───── SUPPLIED DATA ─────

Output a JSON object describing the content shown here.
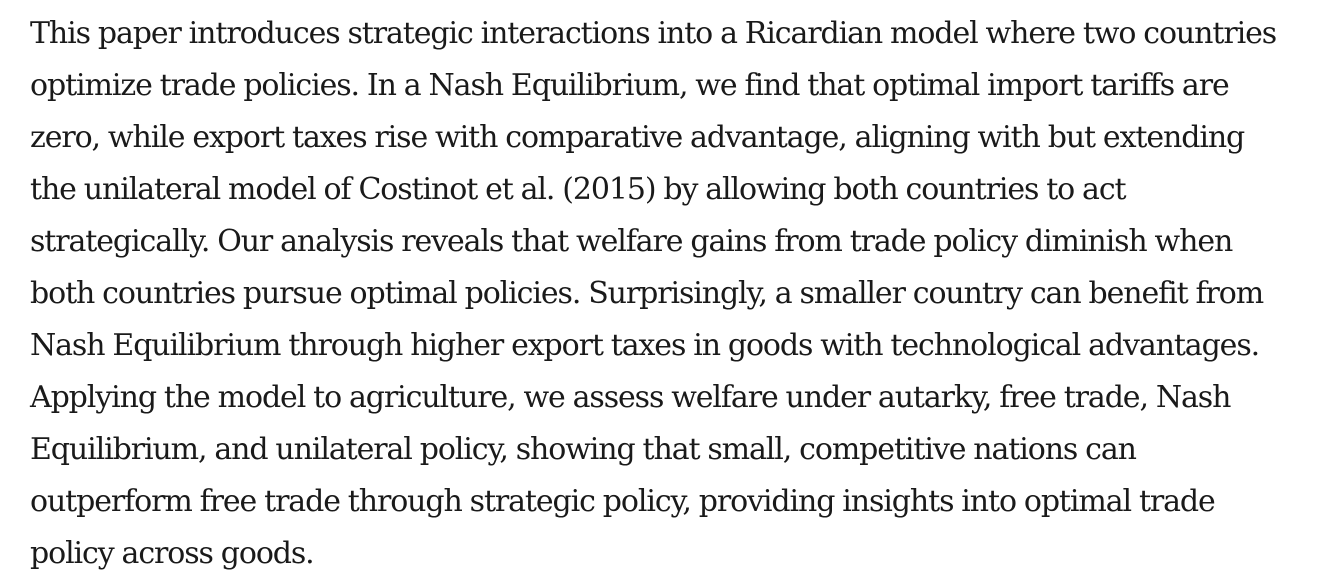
{
  "abstract": {
    "lines": [
      "This paper introduces strategic interactions into a Ricardian model where two countries",
      "optimize trade policies. In a Nash Equilibrium, we find that optimal import tariffs are",
      "zero, while export taxes rise with comparative advantage, aligning with but extending",
      "the unilateral model of Costinot et al. (2015) by allowing both countries to act",
      "strategically. Our analysis reveals that welfare gains from trade policy diminish when",
      "both countries pursue optimal policies. Surprisingly, a smaller country can benefit from",
      "Nash Equilibrium through higher export taxes in goods with technological advantages.",
      "Applying the model to agriculture, we assess welfare under autarky, free trade, Nash",
      "Equilibrium, and unilateral policy, showing that small, competitive nations can",
      "outperform free trade through strategic policy, providing insights into optimal trade",
      "policy across goods."
    ]
  }
}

─────

DO THIS:
Copy out the lines that hold "both".

ANSWER TO THE EXERCISE:
      "the unilateral model of Costinot et al. (2015) by allowing both countries to act",
      "both countries pursue optimal policies. Surprisingly, a smaller country can benefit from",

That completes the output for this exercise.